Stored records:

---

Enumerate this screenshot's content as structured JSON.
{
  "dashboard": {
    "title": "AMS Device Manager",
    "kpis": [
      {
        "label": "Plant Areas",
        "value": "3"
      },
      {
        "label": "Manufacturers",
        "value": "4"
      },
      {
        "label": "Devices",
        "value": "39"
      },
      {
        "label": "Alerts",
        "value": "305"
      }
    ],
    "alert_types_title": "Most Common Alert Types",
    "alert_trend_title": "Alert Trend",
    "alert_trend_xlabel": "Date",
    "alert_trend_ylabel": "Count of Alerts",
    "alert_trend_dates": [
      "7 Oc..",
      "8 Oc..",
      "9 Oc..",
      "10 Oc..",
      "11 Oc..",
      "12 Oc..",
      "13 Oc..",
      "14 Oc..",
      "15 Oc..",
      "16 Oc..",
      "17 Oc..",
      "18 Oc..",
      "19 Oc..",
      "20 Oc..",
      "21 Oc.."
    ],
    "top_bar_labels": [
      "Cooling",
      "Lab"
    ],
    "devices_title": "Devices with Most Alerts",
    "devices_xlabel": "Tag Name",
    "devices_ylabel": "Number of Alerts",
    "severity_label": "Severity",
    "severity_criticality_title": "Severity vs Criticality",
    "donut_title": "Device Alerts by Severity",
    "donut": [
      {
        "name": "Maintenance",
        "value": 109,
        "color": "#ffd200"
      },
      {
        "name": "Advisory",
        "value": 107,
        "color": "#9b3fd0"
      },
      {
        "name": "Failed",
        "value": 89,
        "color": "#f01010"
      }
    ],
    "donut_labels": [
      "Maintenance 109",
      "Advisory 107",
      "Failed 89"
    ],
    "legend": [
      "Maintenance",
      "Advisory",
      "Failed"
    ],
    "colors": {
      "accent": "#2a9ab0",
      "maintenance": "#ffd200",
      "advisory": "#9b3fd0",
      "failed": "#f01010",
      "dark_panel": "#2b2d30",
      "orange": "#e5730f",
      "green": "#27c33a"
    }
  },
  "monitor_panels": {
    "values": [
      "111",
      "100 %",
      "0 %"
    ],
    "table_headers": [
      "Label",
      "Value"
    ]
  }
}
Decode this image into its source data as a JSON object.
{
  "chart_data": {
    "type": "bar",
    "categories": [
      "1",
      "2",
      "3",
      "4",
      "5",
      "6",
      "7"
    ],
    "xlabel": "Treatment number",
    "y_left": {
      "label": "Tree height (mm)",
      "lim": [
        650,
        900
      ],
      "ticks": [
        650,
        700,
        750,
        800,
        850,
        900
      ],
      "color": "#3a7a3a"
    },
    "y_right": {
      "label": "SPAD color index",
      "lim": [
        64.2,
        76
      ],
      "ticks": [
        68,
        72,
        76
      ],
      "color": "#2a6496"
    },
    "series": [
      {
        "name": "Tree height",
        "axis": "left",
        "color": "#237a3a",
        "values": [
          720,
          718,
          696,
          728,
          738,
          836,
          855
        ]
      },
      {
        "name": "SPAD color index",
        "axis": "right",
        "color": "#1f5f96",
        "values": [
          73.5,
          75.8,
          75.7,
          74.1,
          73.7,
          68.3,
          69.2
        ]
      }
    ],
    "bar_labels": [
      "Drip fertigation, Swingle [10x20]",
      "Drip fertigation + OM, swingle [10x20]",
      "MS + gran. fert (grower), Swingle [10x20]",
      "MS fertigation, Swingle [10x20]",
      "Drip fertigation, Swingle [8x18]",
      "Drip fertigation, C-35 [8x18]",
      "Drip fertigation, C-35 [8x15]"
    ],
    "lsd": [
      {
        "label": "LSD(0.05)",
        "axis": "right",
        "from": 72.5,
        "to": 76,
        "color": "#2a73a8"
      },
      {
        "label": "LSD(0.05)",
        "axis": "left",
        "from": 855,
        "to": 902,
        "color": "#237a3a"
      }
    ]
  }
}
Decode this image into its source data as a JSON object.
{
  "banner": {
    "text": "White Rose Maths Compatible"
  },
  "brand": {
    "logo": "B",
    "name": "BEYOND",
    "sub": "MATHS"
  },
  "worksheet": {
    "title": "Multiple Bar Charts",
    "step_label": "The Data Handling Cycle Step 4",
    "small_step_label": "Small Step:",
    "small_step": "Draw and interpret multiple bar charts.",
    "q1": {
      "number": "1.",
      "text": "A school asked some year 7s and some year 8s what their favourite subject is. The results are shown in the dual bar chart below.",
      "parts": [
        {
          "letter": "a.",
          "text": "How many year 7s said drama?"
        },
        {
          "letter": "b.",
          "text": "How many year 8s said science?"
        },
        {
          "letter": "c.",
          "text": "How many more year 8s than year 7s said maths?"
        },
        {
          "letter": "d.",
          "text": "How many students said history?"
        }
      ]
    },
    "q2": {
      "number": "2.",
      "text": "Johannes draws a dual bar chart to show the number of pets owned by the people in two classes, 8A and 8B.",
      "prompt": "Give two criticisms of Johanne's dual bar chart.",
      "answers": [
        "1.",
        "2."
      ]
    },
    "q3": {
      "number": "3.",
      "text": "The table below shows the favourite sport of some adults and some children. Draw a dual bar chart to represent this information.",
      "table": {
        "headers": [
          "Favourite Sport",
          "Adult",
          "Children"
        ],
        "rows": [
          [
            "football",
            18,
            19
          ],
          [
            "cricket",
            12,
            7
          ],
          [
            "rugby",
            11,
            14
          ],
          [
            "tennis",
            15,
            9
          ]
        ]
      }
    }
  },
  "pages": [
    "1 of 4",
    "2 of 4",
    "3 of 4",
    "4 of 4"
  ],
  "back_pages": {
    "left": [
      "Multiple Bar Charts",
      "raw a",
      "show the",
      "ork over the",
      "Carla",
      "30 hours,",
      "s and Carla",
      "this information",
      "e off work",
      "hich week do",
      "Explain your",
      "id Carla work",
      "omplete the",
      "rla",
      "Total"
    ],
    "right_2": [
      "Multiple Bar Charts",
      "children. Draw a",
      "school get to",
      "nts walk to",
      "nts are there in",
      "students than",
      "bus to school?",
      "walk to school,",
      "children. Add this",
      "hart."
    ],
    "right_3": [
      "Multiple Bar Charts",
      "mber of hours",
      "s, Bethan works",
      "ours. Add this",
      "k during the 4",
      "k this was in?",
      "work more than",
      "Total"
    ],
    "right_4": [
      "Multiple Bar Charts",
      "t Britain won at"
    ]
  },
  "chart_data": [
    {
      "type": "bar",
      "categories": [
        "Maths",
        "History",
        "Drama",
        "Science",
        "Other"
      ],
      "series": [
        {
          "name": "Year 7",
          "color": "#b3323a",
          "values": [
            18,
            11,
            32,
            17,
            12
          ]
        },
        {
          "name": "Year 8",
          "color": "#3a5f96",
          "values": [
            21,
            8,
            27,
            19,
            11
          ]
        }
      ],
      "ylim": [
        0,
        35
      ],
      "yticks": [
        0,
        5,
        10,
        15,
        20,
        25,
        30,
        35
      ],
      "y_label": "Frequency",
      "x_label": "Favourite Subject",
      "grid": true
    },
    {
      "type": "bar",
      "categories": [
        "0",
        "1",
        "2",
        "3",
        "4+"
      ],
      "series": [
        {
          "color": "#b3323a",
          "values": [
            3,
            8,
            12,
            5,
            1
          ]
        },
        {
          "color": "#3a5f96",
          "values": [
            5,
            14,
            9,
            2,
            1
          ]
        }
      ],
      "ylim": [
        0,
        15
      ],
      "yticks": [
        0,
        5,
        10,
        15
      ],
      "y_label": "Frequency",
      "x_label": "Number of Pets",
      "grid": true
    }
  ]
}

---

Given exercise:
Copy out the whole listing exactly; please set it all down.

Complete answer:
Enumerate this screenshot's content as structured JSON.
{
  "dashboard": {
    "title": "AMS Device Manager",
    "kpis": [
      {
        "label": "Plant Areas",
        "value": "3"
      },
      {
        "label": "Manufacturers",
        "value": "4"
      },
      {
        "label": "Devices",
        "value": "39"
      },
      {
        "label": "Alerts",
        "value": "305"
      }
    ],
    "alert_types_title": "Most Common Alert Types",
    "alert_trend_title": "Alert Trend",
    "alert_trend_xlabel": "Date",
    "alert_trend_ylabel": "Count of Alerts",
    "alert_trend_dates": [
      "7 Oc..",
      "8 Oc..",
      "9 Oc..",
      "10 Oc..",
      "11 Oc..",
      "12 Oc..",
      "13 Oc..",
      "14 Oc..",
      "15 Oc..",
      "16 Oc..",
      "17 Oc..",
      "18 Oc..",
      "19 Oc..",
      "20 Oc..",
      "21 Oc.."
    ],
    "top_bar_labels": [
      "Cooling",
      "Lab"
    ],
    "devices_title": "Devices with Most Alerts",
    "devices_xlabel": "Tag Name",
    "devices_ylabel": "Number of Alerts",
    "severity_label": "Severity",
    "severity_criticality_title": "Severity vs Criticality",
    "donut_title": "Device Alerts by Severity",
    "donut": [
      {
        "name": "Maintenance",
        "value": 109,
        "color": "#ffd200"
      },
      {
        "name": "Advisory",
        "value": 107,
        "color": "#9b3fd0"
      },
      {
        "name": "Failed",
        "value": 89,
        "color": "#f01010"
      }
    ],
    "donut_labels": [
      "Maintenance 109",
      "Advisory 107",
      "Failed 89"
    ],
    "legend": [
      "Maintenance",
      "Advisory",
      "Failed"
    ],
    "colors": {
      "accent": "#2a9ab0",
      "maintenance": "#ffd200",
      "advisory": "#9b3fd0",
      "failed": "#f01010",
      "dark_panel": "#2b2d30",
      "orange": "#e5730f",
      "green": "#27c33a"
    }
  },
  "monitor_panels": {
    "values": [
      "111",
      "100 %",
      "0 %"
    ],
    "table_headers": [
      "Label",
      "Value"
    ]
  }
}
Decode this image into its source data as a JSON object.
{
  "chart_data": {
    "type": "bar",
    "categories": [
      "1",
      "2",
      "3",
      "4",
      "5",
      "6",
      "7"
    ],
    "xlabel": "Treatment number",
    "y_left": {
      "label": "Tree height (mm)",
      "lim": [
        650,
        900
      ],
      "ticks": [
        650,
        700,
        750,
        800,
        850,
        900
      ],
      "color": "#3a7a3a"
    },
    "y_right": {
      "label": "SPAD color index",
      "lim": [
        64.2,
        76
      ],
      "ticks": [
        68,
        72,
        76
      ],
      "color": "#2a6496"
    },
    "series": [
      {
        "name": "Tree height",
        "axis": "left",
        "color": "#237a3a",
        "values": [
          720,
          718,
          696,
          728,
          738,
          836,
          855
        ]
      },
      {
        "name": "SPAD color index",
        "axis": "right",
        "color": "#1f5f96",
        "values": [
          73.5,
          75.8,
          75.7,
          74.1,
          73.7,
          68.3,
          69.2
        ]
      }
    ],
    "bar_labels": [
      "Drip fertigation, Swingle [10x20]",
      "Drip fertigation + OM, swingle [10x20]",
      "MS + gran. fert (grower), Swingle [10x20]",
      "MS fertigation, Swingle [10x20]",
      "Drip fertigation, Swingle [8x18]",
      "Drip fertigation, C-35 [8x18]",
      "Drip fertigation, C-35 [8x15]"
    ],
    "lsd": [
      {
        "label": "LSD(0.05)",
        "axis": "right",
        "from": 72.5,
        "to": 76,
        "color": "#2a73a8"
      },
      {
        "label": "LSD(0.05)",
        "axis": "left",
        "from": 855,
        "to": 902,
        "color": "#237a3a"
      }
    ]
  }
}
Decode this image into its source data as a JSON object.
{
  "banner": {
    "text": "White Rose Maths Compatible"
  },
  "brand": {
    "logo": "B",
    "name": "BEYOND",
    "sub": "MATHS"
  },
  "worksheet": {
    "title": "Multiple Bar Charts",
    "step_label": "The Data Handling Cycle Step 4",
    "small_step_label": "Small Step:",
    "small_step": "Draw and interpret multiple bar charts.",
    "q1": {
      "number": "1.",
      "text": "A school asked some year 7s and some year 8s what their favourite subject is. The results are shown in the dual bar chart below.",
      "parts": [
        {
          "letter": "a.",
          "text": "How many year 7s said drama?"
        },
        {
          "letter": "b.",
          "text": "How many year 8s said science?"
        },
        {
          "letter": "c.",
          "text": "How many more year 8s than year 7s said maths?"
        },
        {
          "letter": "d.",
          "text": "How many students said history?"
        }
      ]
    },
    "q2": {
      "number": "2.",
      "text": "Johannes draws a dual bar chart to show the number of pets owned by the people in two classes, 8A and 8B.",
      "prompt": "Give two criticisms of Johanne's dual bar chart.",
      "answers": [
        "1.",
        "2."
      ]
    },
    "q3": {
      "number": "3.",
      "text": "The table below shows the favourite sport of some adults and some children. Draw a dual bar chart to represent this information.",
      "table": {
        "headers": [
          "Favourite Sport",
          "Adult",
          "Children"
        ],
        "rows": [
          [
            "football",
            18,
            19
          ],
          [
            "cricket",
            12,
            7
          ],
          [
            "rugby",
            11,
            14
          ],
          [
            "tennis",
            15,
            9
          ]
        ]
      }
    }
  },
  "pages": [
    "1 of 4",
    "2 of 4",
    "3 of 4",
    "4 of 4"
  ],
  "back_pages": {
    "left": [
      "Multiple Bar Charts",
      "raw a",
      "show the",
      "ork over the",
      "Carla",
      "30 hours,",
      "s and Carla",
      "this information",
      "e off work",
      "hich week do",
      "Explain your",
      "id Carla work",
      "omplete the",
      "rla",
      "Total"
    ],
    "right_2": [
      "Multiple Bar Charts",
      "children. Draw a",
      "school get to",
      "nts walk to",
      "nts are there in",
      "students than",
      "bus to school?",
      "walk to school,",
      "children. Add this",
      "hart."
    ],
    "right_3": [
      "Multiple Bar Charts",
      "mber of hours",
      "s, Bethan works",
      "ours. Add this",
      "k during the 4",
      "k this was in?",
      "work more than",
      "Total"
    ],
    "right_4": [
      "Multiple Bar Charts",
      "t Britain won at"
    ]
  },
  "chart_data": [
    {
      "type": "bar",
      "categories": [
        "Maths",
        "History",
        "Drama",
        "Science",
        "Other"
      ],
      "series": [
        {
          "name": "Year 7",
          "color": "#b3323a",
          "values": [
            18,
            11,
            32,
            17,
            12
          ]
        },
        {
          "name": "Year 8",
          "color": "#3a5f96",
          "values": [
            21,
            8,
            27,
            19,
            11
          ]
        }
      ],
      "ylim": [
        0,
        35
      ],
      "yticks": [
        0,
        5,
        10,
        15,
        20,
        25,
        30,
        35
      ],
      "y_label": "Frequency",
      "x_label": "Favourite Subject",
      "grid": true
    },
    {
      "type": "bar",
      "categories": [
        "0",
        "1",
        "2",
        "3",
        "4+"
      ],
      "series": [
        {
          "color": "#b3323a",
          "values": [
            3,
            8,
            12,
            5,
            1
          ]
        },
        {
          "color": "#3a5f96",
          "values": [
            5,
            14,
            9,
            2,
            1
          ]
        }
      ],
      "ylim": [
        0,
        15
      ],
      "yticks": [
        0,
        5,
        10,
        15
      ],
      "y_label": "Frequency",
      "x_label": "Number of Pets",
      "grid": true
    }
  ]
}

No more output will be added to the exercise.